_SUPPLIED MATERIAL_:
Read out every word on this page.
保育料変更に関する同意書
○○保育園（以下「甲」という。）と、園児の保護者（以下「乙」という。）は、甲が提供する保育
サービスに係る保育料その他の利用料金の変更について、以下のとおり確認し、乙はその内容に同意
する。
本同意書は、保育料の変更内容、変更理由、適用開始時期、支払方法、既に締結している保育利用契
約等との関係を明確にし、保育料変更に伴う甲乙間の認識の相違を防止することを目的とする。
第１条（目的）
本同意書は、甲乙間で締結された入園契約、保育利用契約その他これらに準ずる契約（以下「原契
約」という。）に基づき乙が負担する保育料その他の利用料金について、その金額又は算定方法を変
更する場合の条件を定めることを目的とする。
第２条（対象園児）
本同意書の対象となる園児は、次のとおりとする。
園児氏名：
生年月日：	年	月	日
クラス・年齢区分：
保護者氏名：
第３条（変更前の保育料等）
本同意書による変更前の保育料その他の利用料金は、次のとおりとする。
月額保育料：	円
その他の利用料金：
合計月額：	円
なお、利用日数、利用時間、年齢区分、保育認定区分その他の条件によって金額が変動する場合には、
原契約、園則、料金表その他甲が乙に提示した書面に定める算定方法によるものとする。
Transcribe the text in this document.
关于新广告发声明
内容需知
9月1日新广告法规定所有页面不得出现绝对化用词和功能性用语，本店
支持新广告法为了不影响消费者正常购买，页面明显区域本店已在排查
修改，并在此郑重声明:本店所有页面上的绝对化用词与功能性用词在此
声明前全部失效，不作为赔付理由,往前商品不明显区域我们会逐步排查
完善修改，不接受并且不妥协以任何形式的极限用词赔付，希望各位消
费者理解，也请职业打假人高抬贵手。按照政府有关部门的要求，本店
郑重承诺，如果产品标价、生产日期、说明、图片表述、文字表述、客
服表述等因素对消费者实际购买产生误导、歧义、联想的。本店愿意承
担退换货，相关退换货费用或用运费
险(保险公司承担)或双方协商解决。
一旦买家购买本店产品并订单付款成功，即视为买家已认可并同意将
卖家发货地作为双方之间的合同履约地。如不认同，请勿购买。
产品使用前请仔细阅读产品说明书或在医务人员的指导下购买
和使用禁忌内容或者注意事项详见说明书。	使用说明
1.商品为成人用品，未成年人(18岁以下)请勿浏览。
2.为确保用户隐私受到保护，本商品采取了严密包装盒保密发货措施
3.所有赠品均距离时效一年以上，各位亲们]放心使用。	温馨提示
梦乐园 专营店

_DIRECTIVE_: Every line above should be printed again exactly as it stands.

_OUTPUT FOR THIS TASK_:
Read out every word on this page.
保育料変更に関する同意書
○○保育園（以下「甲」という。）と、園児の保護者（以下「乙」という。）は、甲が提供する保育
サービスに係る保育料その他の利用料金の変更について、以下のとおり確認し、乙はその内容に同意
する。
本同意書は、保育料の変更内容、変更理由、適用開始時期、支払方法、既に締結している保育利用契
約等との関係を明確にし、保育料変更に伴う甲乙間の認識の相違を防止することを目的とする。
第１条（目的）
本同意書は、甲乙間で締結された入園契約、保育利用契約その他これらに準ずる契約（以下「原契
約」という。）に基づき乙が負担する保育料その他の利用料金について、その金額又は算定方法を変
更する場合の条件を定めることを目的とする。
第２条（対象園児）
本同意書の対象となる園児は、次のとおりとする。
園児氏名：
生年月日：	年	月	日
クラス・年齢区分：
保護者氏名：
第３条（変更前の保育料等）
本同意書による変更前の保育料その他の利用料金は、次のとおりとする。
月額保育料：	円
その他の利用料金：
合計月額：	円
なお、利用日数、利用時間、年齢区分、保育認定区分その他の条件によって金額が変動する場合には、
原契約、園則、料金表その他甲が乙に提示した書面に定める算定方法によるものとする。
Transcribe the text in this document.
关于新广告发声明
内容需知
9月1日新广告法规定所有页面不得出现绝对化用词和功能性用语，本店
支持新广告法为了不影响消费者正常购买，页面明显区域本店已在排查
修改，并在此郑重声明:本店所有页面上的绝对化用词与功能性用词在此
声明前全部失效，不作为赔付理由,往前商品不明显区域我们会逐步排查
完善修改，不接受并且不妥协以任何形式的极限用词赔付，希望各位消
费者理解，也请职业打假人高抬贵手。按照政府有关部门的要求，本店
郑重承诺，如果产品标价、生产日期、说明、图片表述、文字表述、客
服表述等因素对消费者实际购买产生误导、歧义、联想的。本店愿意承
担退换货，相关退换货费用或用运费
险(保险公司承担)或双方协商解决。
一旦买家购买本店产品并订单付款成功，即视为买家已认可并同意将
卖家发货地作为双方之间的合同履约地。如不认同，请勿购买。
产品使用前请仔细阅读产品说明书或在医务人员的指导下购买
和使用禁忌内容或者注意事项详见说明书。	使用说明
1.商品为成人用品，未成年人(18岁以下)请勿浏览。
2.为确保用户隐私受到保护，本商品采取了严密包装盒保密发货措施
3.所有赠品均距离时效一年以上，各位亲们]放心使用。	温馨提示
梦乐园 专营店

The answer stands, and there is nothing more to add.